**Problem statement:** Return the entries verbatim and drop every picture.
#####
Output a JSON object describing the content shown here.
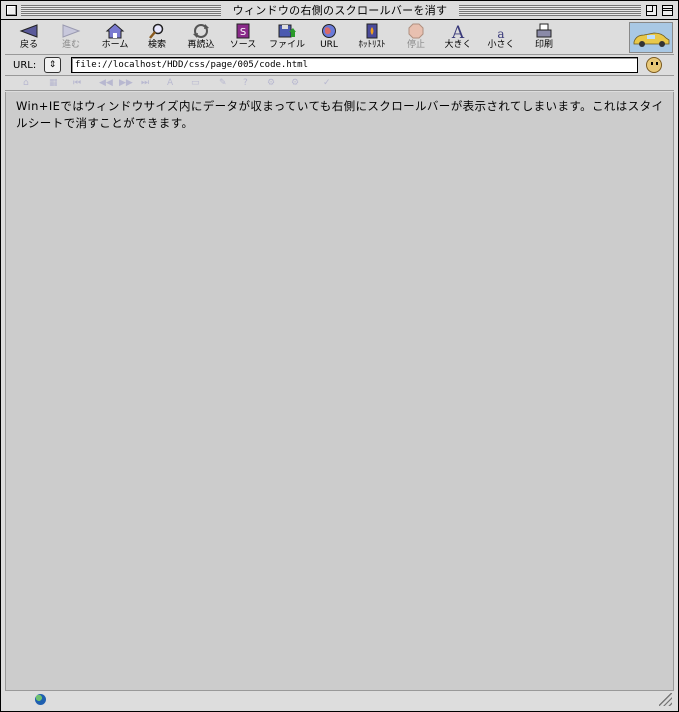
{
  "window": {
    "title": "ウィンドウの右側のスクロールバーを消す"
  },
  "toolbar": {
    "buttons": [
      {
        "id": "back",
        "label": "戻る",
        "icon": "back-arrow-icon",
        "enabled": true
      },
      {
        "id": "forward",
        "label": "進む",
        "icon": "forward-arrow-icon",
        "enabled": false
      },
      {
        "id": "home",
        "label": "ホーム",
        "icon": "home-icon",
        "enabled": true
      },
      {
        "id": "search",
        "label": "検索",
        "icon": "magnifier-icon",
        "enabled": true
      },
      {
        "id": "reload",
        "label": "再読込",
        "icon": "reload-icon",
        "enabled": true
      },
      {
        "id": "source",
        "label": "ソース",
        "icon": "source-icon",
        "enabled": true
      },
      {
        "id": "file",
        "label": "ファイル",
        "icon": "file-save-icon",
        "enabled": true
      },
      {
        "id": "url",
        "label": "URL",
        "icon": "globe-icon",
        "enabled": true
      },
      {
        "id": "hotlist",
        "label": "ﾎｯﾄﾘｽﾄ",
        "icon": "hotlist-icon",
        "enabled": true
      },
      {
        "id": "stop",
        "label": "停止",
        "icon": "stop-icon",
        "enabled": false
      },
      {
        "id": "bigger",
        "label": "大きく",
        "icon": "font-larger-icon",
        "enabled": true
      },
      {
        "id": "smaller",
        "label": "小さく",
        "icon": "font-smaller-icon",
        "enabled": true
      },
      {
        "id": "print",
        "label": "印刷",
        "icon": "printer-icon",
        "enabled": true
      }
    ]
  },
  "urlbar": {
    "label": "URL:",
    "value": "file://localhost/HDD/css/page/005/code.html"
  },
  "content": {
    "text": "Win+IEではウィンドウサイズ内にデータが収まっていても右側にスクロールバーが表示されてしまいます。これはスタイルシートで消すことができます。"
  },
  "colors": {
    "content_bg": "#cccccc",
    "chrome_bg": "#dddddd",
    "brand_bg": "#a9c8e4"
  }
}
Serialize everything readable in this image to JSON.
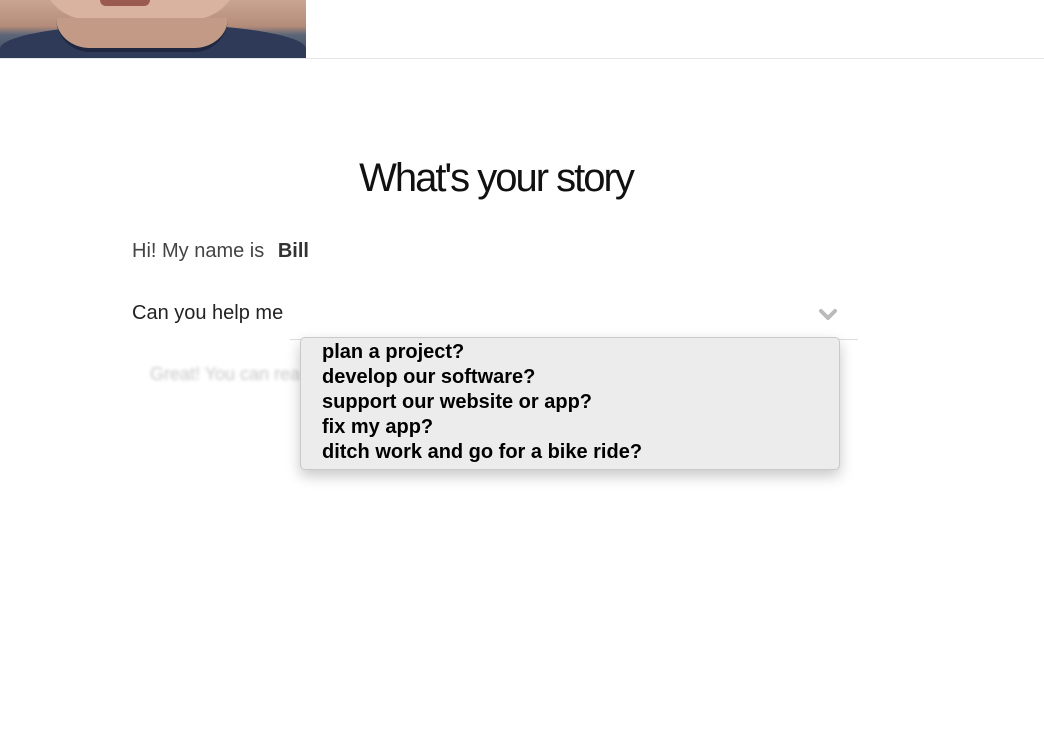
{
  "header": {
    "photo_alt": ""
  },
  "main": {
    "title": "What's your story"
  },
  "form": {
    "name_prefix": "Hi! My name is",
    "name_value": "Bill",
    "help_label": "Can you help me",
    "followup_text": "Great! You can rea",
    "dropdown": {
      "options": [
        "plan a project?",
        "develop our software?",
        "support our website or app?",
        "fix my app?",
        "ditch work and go for a bike ride?"
      ]
    }
  },
  "colors": {
    "dropdown_bg": "#ececec",
    "chevron": "#bbbbbb"
  },
  "icons": {
    "select_arrow": "chevron-down-icon"
  }
}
#####
**Task answer:**
Output a JSON object describing the content shown here.
{
  "window": {
    "title": "ウィンドウの右側のスクロールバーを消す"
  },
  "toolbar": {
    "buttons": [
      {
        "id": "back",
        "label": "戻る",
        "icon": "back-arrow-icon",
        "enabled": true
      },
      {
        "id": "forward",
        "label": "進む",
        "icon": "forward-arrow-icon",
        "enabled": false
      },
      {
        "id": "home",
        "label": "ホーム",
        "icon": "home-icon",
        "enabled": true
      },
      {
        "id": "search",
        "label": "検索",
        "icon": "magnifier-icon",
        "enabled": true
      },
      {
        "id": "reload",
        "label": "再読込",
        "icon": "reload-icon",
        "enabled": true
      },
      {
        "id": "source",
        "label": "ソース",
        "icon": "source-icon",
        "enabled": true
      },
      {
        "id": "file",
        "label": "ファイル",
        "icon": "file-save-icon",
        "enabled": true
      },
      {
        "id": "url",
        "label": "URL",
        "icon": "globe-icon",
        "enabled": true
      },
      {
        "id": "hotlist",
        "label": "ﾎｯﾄﾘｽﾄ",
        "icon": "hotlist-icon",
        "enabled": true
      },
      {
        "id": "stop",
        "label": "停止",
        "icon": "stop-icon",
        "enabled": false
      },
      {
        "id": "bigger",
        "label": "大きく",
        "icon": "font-larger-icon",
        "enabled": true
      },
      {
        "id": "smaller",
        "label": "小さく",
        "icon": "font-smaller-icon",
        "enabled": true
      },
      {
        "id": "print",
        "label": "印刷",
        "icon": "printer-icon",
        "enabled": true
      }
    ]
  },
  "urlbar": {
    "label": "URL:",
    "value": "file://localhost/HDD/css/page/005/code.html"
  },
  "content": {
    "text": "Win+IEではウィンドウサイズ内にデータが収まっていても右側にスクロールバーが表示されてしまいます。これはスタイルシートで消すことができます。"
  },
  "colors": {
    "content_bg": "#cccccc",
    "chrome_bg": "#dddddd",
    "brand_bg": "#a9c8e4"
  }
}
Serialize everything readable in this image to JSON.
{
  "header": {
    "photo_alt": ""
  },
  "main": {
    "title": "What's your story"
  },
  "form": {
    "name_prefix": "Hi! My name is",
    "name_value": "Bill",
    "help_label": "Can you help me",
    "followup_text": "Great! You can rea",
    "dropdown": {
      "options": [
        "plan a project?",
        "develop our software?",
        "support our website or app?",
        "fix my app?",
        "ditch work and go for a bike ride?"
      ]
    }
  },
  "colors": {
    "dropdown_bg": "#ececec",
    "chevron": "#bbbbbb"
  },
  "icons": {
    "select_arrow": "chevron-down-icon"
  }
}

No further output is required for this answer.